Read through the entries below and return each line with the word "cierpienia".

* BEGIN Material *

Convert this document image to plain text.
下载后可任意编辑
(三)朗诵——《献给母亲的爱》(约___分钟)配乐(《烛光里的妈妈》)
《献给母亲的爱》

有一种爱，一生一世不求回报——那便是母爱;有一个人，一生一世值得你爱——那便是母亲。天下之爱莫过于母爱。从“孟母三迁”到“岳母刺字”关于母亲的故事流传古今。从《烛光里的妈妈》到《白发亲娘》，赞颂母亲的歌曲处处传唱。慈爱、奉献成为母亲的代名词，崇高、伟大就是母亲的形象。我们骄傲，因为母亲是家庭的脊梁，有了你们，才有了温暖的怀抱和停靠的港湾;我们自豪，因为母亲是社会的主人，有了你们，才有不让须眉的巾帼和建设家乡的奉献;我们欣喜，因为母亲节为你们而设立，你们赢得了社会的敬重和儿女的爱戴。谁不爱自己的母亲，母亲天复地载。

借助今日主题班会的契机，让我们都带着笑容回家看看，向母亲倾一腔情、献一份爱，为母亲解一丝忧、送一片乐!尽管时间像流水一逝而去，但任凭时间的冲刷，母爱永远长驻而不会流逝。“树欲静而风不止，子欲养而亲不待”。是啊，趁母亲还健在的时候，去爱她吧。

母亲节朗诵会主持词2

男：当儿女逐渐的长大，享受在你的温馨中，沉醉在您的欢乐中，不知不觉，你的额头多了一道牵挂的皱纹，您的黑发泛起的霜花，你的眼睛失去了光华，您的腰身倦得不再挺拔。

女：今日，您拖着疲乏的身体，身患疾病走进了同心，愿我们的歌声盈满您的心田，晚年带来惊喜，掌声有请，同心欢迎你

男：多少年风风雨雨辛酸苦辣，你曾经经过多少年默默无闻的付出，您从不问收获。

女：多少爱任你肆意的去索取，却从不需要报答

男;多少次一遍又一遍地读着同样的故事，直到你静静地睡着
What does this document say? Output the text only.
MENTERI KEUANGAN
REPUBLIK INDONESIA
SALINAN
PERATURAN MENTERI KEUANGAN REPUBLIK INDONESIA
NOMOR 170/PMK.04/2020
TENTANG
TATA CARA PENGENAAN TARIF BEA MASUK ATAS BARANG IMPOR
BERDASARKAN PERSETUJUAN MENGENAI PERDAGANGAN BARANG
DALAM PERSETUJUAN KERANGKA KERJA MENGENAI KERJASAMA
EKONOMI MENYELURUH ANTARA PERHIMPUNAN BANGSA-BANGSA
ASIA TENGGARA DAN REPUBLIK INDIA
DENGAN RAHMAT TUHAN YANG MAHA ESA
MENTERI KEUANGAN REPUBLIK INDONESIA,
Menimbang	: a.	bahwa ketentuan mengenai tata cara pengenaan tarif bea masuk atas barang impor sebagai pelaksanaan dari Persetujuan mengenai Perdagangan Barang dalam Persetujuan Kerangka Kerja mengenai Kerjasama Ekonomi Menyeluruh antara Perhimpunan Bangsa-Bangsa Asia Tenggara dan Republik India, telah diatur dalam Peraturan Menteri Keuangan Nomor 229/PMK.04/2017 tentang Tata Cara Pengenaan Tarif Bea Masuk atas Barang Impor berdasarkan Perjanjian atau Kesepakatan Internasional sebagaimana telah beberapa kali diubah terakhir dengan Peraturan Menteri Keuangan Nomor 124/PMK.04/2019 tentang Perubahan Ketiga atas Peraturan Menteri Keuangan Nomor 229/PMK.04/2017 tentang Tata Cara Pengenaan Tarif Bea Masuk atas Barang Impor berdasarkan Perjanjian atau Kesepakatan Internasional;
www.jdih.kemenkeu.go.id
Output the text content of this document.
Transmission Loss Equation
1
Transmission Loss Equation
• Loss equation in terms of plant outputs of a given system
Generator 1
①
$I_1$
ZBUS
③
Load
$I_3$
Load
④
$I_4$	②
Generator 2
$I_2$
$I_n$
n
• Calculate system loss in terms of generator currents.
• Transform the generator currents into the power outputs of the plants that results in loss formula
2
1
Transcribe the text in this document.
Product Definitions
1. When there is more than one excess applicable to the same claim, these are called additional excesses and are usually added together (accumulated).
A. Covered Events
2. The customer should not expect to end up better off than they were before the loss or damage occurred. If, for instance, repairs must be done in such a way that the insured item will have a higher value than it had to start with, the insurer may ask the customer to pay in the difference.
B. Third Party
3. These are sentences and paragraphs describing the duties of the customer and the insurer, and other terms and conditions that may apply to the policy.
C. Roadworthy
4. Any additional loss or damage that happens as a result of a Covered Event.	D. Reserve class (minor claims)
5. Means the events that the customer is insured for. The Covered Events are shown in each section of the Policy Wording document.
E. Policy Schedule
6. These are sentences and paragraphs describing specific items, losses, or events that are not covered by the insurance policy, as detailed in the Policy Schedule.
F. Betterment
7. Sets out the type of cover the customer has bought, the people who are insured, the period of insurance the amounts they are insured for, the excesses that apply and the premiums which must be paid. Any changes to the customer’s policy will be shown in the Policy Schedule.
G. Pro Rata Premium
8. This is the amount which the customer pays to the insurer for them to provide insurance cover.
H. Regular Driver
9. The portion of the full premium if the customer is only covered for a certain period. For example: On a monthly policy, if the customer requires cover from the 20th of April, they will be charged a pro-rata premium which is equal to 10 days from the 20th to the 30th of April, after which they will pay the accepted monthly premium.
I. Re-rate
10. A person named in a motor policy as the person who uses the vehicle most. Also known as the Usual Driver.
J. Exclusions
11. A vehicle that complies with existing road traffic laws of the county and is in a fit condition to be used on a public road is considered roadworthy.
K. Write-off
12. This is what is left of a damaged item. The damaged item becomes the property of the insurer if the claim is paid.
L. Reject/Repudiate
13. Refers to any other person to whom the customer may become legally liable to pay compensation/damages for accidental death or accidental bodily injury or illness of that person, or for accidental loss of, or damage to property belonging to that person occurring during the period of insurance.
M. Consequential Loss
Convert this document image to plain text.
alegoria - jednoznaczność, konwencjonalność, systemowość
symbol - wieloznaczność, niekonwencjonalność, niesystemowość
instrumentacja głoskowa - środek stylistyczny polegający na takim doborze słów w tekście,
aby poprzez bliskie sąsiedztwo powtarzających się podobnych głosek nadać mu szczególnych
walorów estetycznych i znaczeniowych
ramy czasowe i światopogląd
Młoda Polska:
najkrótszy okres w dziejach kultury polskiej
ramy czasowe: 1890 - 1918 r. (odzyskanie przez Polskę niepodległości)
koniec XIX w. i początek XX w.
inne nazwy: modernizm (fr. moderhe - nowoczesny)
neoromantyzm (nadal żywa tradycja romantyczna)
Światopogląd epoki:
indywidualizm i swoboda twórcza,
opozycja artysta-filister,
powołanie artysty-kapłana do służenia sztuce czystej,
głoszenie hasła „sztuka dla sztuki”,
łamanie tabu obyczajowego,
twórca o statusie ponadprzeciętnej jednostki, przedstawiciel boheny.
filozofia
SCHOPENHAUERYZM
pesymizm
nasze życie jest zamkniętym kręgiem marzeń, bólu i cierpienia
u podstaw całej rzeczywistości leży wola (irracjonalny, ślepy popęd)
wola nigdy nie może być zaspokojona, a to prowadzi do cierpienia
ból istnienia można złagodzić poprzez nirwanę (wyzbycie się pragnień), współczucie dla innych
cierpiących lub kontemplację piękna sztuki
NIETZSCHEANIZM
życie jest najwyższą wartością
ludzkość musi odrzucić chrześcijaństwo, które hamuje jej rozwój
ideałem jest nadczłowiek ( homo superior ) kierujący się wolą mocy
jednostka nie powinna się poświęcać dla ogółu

* END Material *

§ Output of the task
nasze życie jest zamkniętym kręgiem marzeń, bólu i cierpienia
wola nigdy nie może być zaspokojona, a to prowadzi do cierpienia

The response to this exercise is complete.